To do: Write out each line from the data below that includes the word "futures".

Task inputs:

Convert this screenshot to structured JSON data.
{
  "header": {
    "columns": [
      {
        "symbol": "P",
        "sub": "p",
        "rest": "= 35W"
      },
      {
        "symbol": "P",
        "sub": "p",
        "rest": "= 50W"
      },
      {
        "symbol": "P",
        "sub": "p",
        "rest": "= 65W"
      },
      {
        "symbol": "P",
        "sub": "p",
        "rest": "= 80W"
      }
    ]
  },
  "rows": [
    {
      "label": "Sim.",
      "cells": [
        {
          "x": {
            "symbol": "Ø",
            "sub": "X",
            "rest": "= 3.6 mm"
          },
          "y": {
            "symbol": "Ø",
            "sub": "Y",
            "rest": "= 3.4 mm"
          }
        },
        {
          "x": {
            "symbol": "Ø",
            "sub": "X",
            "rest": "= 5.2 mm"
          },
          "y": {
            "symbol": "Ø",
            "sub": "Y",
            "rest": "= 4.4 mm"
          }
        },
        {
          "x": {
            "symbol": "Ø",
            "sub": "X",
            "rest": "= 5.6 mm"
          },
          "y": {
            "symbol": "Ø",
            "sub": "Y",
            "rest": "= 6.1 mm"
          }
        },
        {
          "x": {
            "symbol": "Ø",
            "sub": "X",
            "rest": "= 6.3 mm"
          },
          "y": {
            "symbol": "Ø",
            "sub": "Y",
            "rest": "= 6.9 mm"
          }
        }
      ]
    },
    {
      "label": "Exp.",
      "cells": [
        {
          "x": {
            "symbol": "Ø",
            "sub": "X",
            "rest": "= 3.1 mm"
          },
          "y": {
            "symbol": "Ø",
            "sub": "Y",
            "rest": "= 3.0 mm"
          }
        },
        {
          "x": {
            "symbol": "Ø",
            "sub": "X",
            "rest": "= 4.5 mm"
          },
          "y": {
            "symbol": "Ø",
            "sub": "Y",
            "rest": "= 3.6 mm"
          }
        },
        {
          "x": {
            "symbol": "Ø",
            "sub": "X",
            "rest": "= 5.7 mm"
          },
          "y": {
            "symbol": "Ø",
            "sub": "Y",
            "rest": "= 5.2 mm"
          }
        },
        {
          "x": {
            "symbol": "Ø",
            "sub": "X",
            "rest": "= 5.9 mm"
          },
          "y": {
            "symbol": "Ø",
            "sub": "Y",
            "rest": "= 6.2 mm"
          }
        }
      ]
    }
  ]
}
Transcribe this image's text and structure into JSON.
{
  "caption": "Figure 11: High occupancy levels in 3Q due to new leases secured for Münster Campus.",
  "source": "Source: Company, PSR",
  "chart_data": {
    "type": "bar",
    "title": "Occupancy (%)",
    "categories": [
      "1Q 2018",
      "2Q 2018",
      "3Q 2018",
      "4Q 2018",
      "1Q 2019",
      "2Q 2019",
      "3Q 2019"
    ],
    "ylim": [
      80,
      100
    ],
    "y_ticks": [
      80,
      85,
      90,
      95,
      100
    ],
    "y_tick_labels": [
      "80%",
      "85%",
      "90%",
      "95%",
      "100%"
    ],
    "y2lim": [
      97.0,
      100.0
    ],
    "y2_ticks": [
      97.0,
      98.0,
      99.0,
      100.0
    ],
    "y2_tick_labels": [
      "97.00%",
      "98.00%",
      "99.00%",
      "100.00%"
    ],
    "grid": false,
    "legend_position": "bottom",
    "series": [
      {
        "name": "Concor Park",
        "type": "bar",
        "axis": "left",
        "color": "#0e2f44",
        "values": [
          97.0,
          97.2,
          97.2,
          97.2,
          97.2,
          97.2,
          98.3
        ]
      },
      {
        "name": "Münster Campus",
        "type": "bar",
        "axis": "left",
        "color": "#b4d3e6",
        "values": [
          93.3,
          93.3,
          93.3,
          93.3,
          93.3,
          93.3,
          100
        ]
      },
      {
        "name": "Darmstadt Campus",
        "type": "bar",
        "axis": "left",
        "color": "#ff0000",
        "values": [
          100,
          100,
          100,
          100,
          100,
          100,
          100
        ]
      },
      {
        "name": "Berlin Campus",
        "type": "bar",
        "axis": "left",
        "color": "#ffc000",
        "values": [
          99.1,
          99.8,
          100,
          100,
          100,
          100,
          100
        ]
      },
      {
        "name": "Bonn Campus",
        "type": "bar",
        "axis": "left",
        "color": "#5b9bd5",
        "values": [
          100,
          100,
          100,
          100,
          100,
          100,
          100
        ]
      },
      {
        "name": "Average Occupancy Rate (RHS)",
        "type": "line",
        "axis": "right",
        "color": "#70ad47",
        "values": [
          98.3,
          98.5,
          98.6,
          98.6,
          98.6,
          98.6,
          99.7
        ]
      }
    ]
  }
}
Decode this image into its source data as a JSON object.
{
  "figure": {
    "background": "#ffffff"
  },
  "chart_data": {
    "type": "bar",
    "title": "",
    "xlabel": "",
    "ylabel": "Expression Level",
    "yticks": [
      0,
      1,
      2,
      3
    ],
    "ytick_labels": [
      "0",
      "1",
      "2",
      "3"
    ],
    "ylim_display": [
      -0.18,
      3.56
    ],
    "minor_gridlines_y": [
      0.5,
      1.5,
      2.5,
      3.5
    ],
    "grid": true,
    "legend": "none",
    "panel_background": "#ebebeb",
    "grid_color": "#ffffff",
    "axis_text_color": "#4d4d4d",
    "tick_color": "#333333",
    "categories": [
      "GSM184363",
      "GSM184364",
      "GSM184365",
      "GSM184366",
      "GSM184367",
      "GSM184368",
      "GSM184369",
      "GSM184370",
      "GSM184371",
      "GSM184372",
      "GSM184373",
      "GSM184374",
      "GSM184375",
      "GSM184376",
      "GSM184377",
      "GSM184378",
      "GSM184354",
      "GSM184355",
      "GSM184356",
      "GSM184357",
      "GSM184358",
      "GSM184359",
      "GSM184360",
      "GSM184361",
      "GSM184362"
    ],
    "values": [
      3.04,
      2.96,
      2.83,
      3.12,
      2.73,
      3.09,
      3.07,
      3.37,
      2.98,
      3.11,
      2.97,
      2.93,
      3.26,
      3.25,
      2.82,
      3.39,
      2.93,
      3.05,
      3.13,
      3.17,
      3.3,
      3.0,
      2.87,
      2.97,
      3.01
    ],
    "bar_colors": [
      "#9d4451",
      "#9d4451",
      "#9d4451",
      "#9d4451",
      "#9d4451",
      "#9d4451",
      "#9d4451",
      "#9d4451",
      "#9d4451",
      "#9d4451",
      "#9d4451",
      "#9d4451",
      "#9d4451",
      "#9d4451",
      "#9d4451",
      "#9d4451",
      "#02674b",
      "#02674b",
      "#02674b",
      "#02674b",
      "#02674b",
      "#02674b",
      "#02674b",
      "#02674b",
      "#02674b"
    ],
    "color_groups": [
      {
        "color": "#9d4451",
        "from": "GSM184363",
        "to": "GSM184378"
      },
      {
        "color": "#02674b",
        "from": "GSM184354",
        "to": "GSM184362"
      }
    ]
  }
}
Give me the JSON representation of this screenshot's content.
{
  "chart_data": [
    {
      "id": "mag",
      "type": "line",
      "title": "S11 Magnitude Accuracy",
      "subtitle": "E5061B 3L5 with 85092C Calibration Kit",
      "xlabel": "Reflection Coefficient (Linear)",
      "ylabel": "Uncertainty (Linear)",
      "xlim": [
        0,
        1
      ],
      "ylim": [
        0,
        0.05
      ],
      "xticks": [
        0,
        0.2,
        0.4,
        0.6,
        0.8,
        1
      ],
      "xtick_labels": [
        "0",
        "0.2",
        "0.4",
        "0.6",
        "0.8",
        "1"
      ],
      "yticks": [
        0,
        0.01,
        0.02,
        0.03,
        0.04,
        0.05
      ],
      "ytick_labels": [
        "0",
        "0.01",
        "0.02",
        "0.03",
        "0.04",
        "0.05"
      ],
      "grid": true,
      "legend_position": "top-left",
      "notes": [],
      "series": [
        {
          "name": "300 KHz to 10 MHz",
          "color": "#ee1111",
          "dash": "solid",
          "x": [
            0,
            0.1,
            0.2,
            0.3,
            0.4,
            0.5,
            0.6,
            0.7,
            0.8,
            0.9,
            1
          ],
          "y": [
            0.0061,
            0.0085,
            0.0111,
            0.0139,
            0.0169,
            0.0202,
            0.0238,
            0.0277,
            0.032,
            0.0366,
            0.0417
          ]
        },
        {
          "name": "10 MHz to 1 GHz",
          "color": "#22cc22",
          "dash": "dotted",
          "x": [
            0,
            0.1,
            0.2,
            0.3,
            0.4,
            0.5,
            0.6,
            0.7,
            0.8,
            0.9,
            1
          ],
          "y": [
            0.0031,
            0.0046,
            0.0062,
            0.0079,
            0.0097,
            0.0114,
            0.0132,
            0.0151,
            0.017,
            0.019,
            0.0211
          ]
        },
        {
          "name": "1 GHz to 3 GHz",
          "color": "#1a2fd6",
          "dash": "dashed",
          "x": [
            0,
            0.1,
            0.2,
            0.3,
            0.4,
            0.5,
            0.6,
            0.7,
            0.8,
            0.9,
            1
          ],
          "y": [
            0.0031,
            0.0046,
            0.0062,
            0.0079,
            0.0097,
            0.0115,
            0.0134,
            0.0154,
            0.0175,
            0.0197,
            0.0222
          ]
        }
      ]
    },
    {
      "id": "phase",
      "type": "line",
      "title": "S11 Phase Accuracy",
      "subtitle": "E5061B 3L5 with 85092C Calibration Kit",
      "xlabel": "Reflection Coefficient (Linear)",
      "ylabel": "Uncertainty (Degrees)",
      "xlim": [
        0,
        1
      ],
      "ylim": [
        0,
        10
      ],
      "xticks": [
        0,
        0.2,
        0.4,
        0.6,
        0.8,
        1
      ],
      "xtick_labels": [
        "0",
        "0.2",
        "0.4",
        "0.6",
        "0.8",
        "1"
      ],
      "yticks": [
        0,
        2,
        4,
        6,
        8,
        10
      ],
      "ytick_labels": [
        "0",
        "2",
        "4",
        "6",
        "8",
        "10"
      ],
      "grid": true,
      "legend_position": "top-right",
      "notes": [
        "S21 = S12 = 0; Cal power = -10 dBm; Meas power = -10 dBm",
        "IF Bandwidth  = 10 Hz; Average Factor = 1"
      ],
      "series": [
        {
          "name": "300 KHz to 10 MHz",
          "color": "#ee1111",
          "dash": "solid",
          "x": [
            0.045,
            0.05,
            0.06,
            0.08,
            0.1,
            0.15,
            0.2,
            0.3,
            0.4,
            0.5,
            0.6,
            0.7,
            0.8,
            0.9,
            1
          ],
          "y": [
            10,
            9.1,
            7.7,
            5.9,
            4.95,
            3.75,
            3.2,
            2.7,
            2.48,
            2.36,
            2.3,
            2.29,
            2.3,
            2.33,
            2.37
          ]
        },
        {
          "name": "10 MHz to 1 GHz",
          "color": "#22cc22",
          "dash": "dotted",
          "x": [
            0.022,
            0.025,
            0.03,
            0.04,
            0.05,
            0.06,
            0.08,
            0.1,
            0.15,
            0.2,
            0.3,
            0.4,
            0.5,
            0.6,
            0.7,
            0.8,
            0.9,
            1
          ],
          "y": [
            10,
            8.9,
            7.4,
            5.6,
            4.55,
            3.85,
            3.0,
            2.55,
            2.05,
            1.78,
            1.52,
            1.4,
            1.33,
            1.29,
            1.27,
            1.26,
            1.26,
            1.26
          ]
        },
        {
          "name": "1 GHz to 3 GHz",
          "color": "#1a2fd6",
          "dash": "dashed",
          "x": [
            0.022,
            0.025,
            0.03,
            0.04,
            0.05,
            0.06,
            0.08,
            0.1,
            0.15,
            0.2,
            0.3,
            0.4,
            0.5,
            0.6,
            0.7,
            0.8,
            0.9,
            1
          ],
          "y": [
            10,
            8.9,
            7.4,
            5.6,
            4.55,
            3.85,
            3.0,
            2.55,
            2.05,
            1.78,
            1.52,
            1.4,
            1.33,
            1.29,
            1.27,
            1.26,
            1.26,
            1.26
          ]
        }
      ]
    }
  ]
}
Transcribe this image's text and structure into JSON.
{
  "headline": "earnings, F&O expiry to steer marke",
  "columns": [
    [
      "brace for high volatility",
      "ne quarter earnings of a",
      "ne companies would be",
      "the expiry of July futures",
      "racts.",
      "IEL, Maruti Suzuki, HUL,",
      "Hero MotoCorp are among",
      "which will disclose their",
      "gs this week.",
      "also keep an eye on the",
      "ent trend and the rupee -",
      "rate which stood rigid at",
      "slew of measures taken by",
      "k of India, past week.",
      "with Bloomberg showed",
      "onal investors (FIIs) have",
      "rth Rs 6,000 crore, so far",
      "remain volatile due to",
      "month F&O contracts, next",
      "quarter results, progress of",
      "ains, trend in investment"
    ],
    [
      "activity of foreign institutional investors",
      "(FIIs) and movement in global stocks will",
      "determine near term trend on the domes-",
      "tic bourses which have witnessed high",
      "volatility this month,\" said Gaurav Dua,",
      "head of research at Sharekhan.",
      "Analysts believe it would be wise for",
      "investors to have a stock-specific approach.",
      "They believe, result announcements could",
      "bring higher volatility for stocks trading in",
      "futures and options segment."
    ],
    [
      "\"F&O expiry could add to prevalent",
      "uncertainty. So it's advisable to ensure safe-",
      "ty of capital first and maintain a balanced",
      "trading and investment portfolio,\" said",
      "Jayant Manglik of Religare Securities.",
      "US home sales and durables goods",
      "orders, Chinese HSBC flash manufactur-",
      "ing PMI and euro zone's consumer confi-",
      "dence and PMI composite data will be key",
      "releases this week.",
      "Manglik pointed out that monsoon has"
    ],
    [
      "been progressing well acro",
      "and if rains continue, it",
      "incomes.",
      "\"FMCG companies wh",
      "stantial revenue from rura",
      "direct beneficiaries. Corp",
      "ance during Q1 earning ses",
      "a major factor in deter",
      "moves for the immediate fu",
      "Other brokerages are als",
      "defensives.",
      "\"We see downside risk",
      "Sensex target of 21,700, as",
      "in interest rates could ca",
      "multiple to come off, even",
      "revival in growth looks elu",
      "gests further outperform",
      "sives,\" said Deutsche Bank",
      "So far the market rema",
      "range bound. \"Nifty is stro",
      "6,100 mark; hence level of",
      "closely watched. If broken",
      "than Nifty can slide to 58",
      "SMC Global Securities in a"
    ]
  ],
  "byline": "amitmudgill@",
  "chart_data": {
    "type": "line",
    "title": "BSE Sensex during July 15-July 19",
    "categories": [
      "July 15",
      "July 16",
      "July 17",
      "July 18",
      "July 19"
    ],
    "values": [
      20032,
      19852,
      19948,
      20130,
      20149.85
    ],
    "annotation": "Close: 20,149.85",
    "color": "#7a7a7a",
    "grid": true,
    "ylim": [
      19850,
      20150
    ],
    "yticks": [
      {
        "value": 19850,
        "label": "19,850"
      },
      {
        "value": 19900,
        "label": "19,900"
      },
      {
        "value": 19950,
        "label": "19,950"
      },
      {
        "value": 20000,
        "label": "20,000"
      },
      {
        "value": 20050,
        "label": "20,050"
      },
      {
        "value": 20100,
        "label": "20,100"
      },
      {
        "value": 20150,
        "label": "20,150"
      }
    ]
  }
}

Written response:
      "the expiry of July futures",
      "futures and options segment."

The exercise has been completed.